Task input:
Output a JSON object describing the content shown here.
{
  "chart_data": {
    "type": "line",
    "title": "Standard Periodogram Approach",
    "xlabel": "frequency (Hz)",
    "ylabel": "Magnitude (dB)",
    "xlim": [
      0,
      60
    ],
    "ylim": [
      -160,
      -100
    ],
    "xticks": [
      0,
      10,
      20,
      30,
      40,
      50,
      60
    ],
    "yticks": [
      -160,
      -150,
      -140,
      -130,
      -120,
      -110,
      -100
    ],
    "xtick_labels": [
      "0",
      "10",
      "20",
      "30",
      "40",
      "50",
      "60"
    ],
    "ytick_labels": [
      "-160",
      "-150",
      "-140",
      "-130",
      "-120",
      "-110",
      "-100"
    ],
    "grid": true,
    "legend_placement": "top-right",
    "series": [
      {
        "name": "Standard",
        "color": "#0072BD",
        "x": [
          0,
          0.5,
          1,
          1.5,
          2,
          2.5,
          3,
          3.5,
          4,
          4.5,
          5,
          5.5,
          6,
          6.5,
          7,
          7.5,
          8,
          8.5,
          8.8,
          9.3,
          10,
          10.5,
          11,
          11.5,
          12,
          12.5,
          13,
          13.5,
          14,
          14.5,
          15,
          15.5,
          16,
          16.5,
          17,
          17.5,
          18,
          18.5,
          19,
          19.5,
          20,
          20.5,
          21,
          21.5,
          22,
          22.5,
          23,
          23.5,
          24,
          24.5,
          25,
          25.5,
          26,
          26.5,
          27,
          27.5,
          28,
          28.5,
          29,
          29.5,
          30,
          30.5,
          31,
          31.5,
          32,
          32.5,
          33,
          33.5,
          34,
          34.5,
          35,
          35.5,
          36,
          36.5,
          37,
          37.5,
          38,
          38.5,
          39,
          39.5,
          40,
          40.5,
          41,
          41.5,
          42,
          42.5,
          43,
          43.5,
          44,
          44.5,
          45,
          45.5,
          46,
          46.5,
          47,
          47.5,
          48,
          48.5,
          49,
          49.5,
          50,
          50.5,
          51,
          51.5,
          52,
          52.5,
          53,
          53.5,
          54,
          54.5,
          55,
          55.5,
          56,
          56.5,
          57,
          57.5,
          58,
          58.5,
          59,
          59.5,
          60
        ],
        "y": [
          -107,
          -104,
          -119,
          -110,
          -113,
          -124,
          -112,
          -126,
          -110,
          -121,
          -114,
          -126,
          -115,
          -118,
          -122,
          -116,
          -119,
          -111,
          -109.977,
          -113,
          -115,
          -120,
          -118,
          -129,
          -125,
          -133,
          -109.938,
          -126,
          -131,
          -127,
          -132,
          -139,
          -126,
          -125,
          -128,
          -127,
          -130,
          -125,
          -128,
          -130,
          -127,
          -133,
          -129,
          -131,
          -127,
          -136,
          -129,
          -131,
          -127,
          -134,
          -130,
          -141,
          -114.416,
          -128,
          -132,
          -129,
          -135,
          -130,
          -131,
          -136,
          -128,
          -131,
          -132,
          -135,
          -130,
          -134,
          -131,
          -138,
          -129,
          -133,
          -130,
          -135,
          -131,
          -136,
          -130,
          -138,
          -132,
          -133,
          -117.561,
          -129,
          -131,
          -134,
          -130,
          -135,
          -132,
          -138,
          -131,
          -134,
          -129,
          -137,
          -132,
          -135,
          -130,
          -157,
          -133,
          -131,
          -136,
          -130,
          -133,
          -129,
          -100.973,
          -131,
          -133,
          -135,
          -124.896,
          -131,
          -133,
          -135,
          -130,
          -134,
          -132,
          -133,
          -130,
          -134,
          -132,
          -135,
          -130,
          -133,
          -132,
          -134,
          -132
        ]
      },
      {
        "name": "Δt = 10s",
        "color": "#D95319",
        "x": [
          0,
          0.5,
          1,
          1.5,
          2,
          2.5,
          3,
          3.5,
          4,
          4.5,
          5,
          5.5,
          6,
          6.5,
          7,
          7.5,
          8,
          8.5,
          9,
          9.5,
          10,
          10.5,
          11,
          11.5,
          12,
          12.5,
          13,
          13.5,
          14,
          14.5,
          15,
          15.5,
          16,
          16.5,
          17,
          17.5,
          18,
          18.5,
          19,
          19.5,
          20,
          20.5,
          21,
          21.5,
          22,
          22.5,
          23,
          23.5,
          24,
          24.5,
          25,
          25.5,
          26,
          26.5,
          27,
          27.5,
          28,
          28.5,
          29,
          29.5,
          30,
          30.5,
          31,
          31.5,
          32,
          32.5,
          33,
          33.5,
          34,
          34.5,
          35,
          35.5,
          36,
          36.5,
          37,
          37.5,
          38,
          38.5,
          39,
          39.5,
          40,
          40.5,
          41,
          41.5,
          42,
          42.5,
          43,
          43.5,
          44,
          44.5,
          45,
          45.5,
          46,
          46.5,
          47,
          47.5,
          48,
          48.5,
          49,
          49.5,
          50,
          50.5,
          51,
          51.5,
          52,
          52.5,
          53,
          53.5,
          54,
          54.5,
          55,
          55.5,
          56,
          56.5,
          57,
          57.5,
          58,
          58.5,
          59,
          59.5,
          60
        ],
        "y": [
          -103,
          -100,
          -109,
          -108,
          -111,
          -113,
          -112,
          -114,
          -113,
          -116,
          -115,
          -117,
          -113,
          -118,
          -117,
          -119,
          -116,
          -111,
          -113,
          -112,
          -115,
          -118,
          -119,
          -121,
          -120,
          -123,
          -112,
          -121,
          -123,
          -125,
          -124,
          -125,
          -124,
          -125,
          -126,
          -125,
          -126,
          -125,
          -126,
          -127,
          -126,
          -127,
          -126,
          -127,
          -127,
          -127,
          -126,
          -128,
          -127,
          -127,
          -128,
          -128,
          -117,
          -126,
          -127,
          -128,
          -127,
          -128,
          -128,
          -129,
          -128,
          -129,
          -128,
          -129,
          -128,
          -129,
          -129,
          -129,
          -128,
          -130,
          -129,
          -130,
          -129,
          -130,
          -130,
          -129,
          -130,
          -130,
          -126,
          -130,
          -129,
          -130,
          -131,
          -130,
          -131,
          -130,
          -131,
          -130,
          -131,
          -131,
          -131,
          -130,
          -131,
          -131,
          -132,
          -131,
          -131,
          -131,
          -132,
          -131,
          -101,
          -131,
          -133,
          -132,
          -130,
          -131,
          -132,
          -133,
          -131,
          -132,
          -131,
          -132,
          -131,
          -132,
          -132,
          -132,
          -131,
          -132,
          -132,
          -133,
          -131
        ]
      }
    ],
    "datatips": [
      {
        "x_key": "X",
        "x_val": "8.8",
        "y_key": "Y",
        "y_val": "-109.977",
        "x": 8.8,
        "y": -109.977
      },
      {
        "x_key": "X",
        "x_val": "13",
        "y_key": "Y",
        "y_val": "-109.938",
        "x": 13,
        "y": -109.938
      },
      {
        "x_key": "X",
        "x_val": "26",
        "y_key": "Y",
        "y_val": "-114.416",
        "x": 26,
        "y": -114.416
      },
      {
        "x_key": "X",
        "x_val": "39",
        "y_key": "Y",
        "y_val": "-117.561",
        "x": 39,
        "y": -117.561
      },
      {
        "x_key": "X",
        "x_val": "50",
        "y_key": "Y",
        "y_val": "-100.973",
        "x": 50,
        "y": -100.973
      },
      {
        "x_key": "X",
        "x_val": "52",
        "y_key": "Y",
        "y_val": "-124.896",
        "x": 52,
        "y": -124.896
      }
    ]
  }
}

Problem: Please quote the data above in full, with no line missing.

Exercise solution:
Output a JSON object describing the content shown here.
{
  "chart_data": {
    "type": "line",
    "title": "Standard Periodogram Approach",
    "xlabel": "frequency (Hz)",
    "ylabel": "Magnitude (dB)",
    "xlim": [
      0,
      60
    ],
    "ylim": [
      -160,
      -100
    ],
    "xticks": [
      0,
      10,
      20,
      30,
      40,
      50,
      60
    ],
    "yticks": [
      -160,
      -150,
      -140,
      -130,
      -120,
      -110,
      -100
    ],
    "xtick_labels": [
      "0",
      "10",
      "20",
      "30",
      "40",
      "50",
      "60"
    ],
    "ytick_labels": [
      "-160",
      "-150",
      "-140",
      "-130",
      "-120",
      "-110",
      "-100"
    ],
    "grid": true,
    "legend_placement": "top-right",
    "series": [
      {
        "name": "Standard",
        "color": "#0072BD",
        "x": [
          0,
          0.5,
          1,
          1.5,
          2,
          2.5,
          3,
          3.5,
          4,
          4.5,
          5,
          5.5,
          6,
          6.5,
          7,
          7.5,
          8,
          8.5,
          8.8,
          9.3,
          10,
          10.5,
          11,
          11.5,
          12,
          12.5,
          13,
          13.5,
          14,
          14.5,
          15,
          15.5,
          16,
          16.5,
          17,
          17.5,
          18,
          18.5,
          19,
          19.5,
          20,
          20.5,
          21,
          21.5,
          22,
          22.5,
          23,
          23.5,
          24,
          24.5,
          25,
          25.5,
          26,
          26.5,
          27,
          27.5,
          28,
          28.5,
          29,
          29.5,
          30,
          30.5,
          31,
          31.5,
          32,
          32.5,
          33,
          33.5,
          34,
          34.5,
          35,
          35.5,
          36,
          36.5,
          37,
          37.5,
          38,
          38.5,
          39,
          39.5,
          40,
          40.5,
          41,
          41.5,
          42,
          42.5,
          43,
          43.5,
          44,
          44.5,
          45,
          45.5,
          46,
          46.5,
          47,
          47.5,
          48,
          48.5,
          49,
          49.5,
          50,
          50.5,
          51,
          51.5,
          52,
          52.5,
          53,
          53.5,
          54,
          54.5,
          55,
          55.5,
          56,
          56.5,
          57,
          57.5,
          58,
          58.5,
          59,
          59.5,
          60
        ],
        "y": [
          -107,
          -104,
          -119,
          -110,
          -113,
          -124,
          -112,
          -126,
          -110,
          -121,
          -114,
          -126,
          -115,
          -118,
          -122,
          -116,
          -119,
          -111,
          -109.977,
          -113,
          -115,
          -120,
          -118,
          -129,
          -125,
          -133,
          -109.938,
          -126,
          -131,
          -127,
          -132,
          -139,
          -126,
          -125,
          -128,
          -127,
          -130,
          -125,
          -128,
          -130,
          -127,
          -133,
          -129,
          -131,
          -127,
          -136,
          -129,
          -131,
          -127,
          -134,
          -130,
          -141,
          -114.416,
          -128,
          -132,
          -129,
          -135,
          -130,
          -131,
          -136,
          -128,
          -131,
          -132,
          -135,
          -130,
          -134,
          -131,
          -138,
          -129,
          -133,
          -130,
          -135,
          -131,
          -136,
          -130,
          -138,
          -132,
          -133,
          -117.561,
          -129,
          -131,
          -134,
          -130,
          -135,
          -132,
          -138,
          -131,
          -134,
          -129,
          -137,
          -132,
          -135,
          -130,
          -157,
          -133,
          -131,
          -136,
          -130,
          -133,
          -129,
          -100.973,
          -131,
          -133,
          -135,
          -124.896,
          -131,
          -133,
          -135,
          -130,
          -134,
          -132,
          -133,
          -130,
          -134,
          -132,
          -135,
          -130,
          -133,
          -132,
          -134,
          -132
        ]
      },
      {
        "name": "Δt = 10s",
        "color": "#D95319",
        "x": [
          0,
          0.5,
          1,
          1.5,
          2,
          2.5,
          3,
          3.5,
          4,
          4.5,
          5,
          5.5,
          6,
          6.5,
          7,
          7.5,
          8,
          8.5,
          9,
          9.5,
          10,
          10.5,
          11,
          11.5,
          12,
          12.5,
          13,
          13.5,
          14,
          14.5,
          15,
          15.5,
          16,
          16.5,
          17,
          17.5,
          18,
          18.5,
          19,
          19.5,
          20,
          20.5,
          21,
          21.5,
          22,
          22.5,
          23,
          23.5,
          24,
          24.5,
          25,
          25.5,
          26,
          26.5,
          27,
          27.5,
          28,
          28.5,
          29,
          29.5,
          30,
          30.5,
          31,
          31.5,
          32,
          32.5,
          33,
          33.5,
          34,
          34.5,
          35,
          35.5,
          36,
          36.5,
          37,
          37.5,
          38,
          38.5,
          39,
          39.5,
          40,
          40.5,
          41,
          41.5,
          42,
          42.5,
          43,
          43.5,
          44,
          44.5,
          45,
          45.5,
          46,
          46.5,
          47,
          47.5,
          48,
          48.5,
          49,
          49.5,
          50,
          50.5,
          51,
          51.5,
          52,
          52.5,
          53,
          53.5,
          54,
          54.5,
          55,
          55.5,
          56,
          56.5,
          57,
          57.5,
          58,
          58.5,
          59,
          59.5,
          60
        ],
        "y": [
          -103,
          -100,
          -109,
          -108,
          -111,
          -113,
          -112,
          -114,
          -113,
          -116,
          -115,
          -117,
          -113,
          -118,
          -117,
          -119,
          -116,
          -111,
          -113,
          -112,
          -115,
          -118,
          -119,
          -121,
          -120,
          -123,
          -112,
          -121,
          -123,
          -125,
          -124,
          -125,
          -124,
          -125,
          -126,
          -125,
          -126,
          -125,
          -126,
          -127,
          -126,
          -127,
          -126,
          -127,
          -127,
          -127,
          -126,
          -128,
          -127,
          -127,
          -128,
          -128,
          -117,
          -126,
          -127,
          -128,
          -127,
          -128,
          -128,
          -129,
          -128,
          -129,
          -128,
          -129,
          -128,
          -129,
          -129,
          -129,
          -128,
          -130,
          -129,
          -130,
          -129,
          -130,
          -130,
          -129,
          -130,
          -130,
          -126,
          -130,
          -129,
          -130,
          -131,
          -130,
          -131,
          -130,
          -131,
          -130,
          -131,
          -131,
          -131,
          -130,
          -131,
          -131,
          -132,
          -131,
          -131,
          -131,
          -132,
          -131,
          -101,
          -131,
          -133,
          -132,
          -130,
          -131,
          -132,
          -133,
          -131,
          -132,
          -131,
          -132,
          -131,
          -132,
          -132,
          -132,
          -131,
          -132,
          -132,
          -133,
          -131
        ]
      }
    ],
    "datatips": [
      {
        "x_key": "X",
        "x_val": "8.8",
        "y_key": "Y",
        "y_val": "-109.977",
        "x": 8.8,
        "y": -109.977
      },
      {
        "x_key": "X",
        "x_val": "13",
        "y_key": "Y",
        "y_val": "-109.938",
        "x": 13,
        "y": -109.938
      },
      {
        "x_key": "X",
        "x_val": "26",
        "y_key": "Y",
        "y_val": "-114.416",
        "x": 26,
        "y": -114.416
      },
      {
        "x_key": "X",
        "x_val": "39",
        "y_key": "Y",
        "y_val": "-117.561",
        "x": 39,
        "y": -117.561
      },
      {
        "x_key": "X",
        "x_val": "50",
        "y_key": "Y",
        "y_val": "-100.973",
        "x": 50,
        "y": -100.973
      },
      {
        "x_key": "X",
        "x_val": "52",
        "y_key": "Y",
        "y_val": "-124.896",
        "x": 52,
        "y": -124.896
      }
    ]
  }
}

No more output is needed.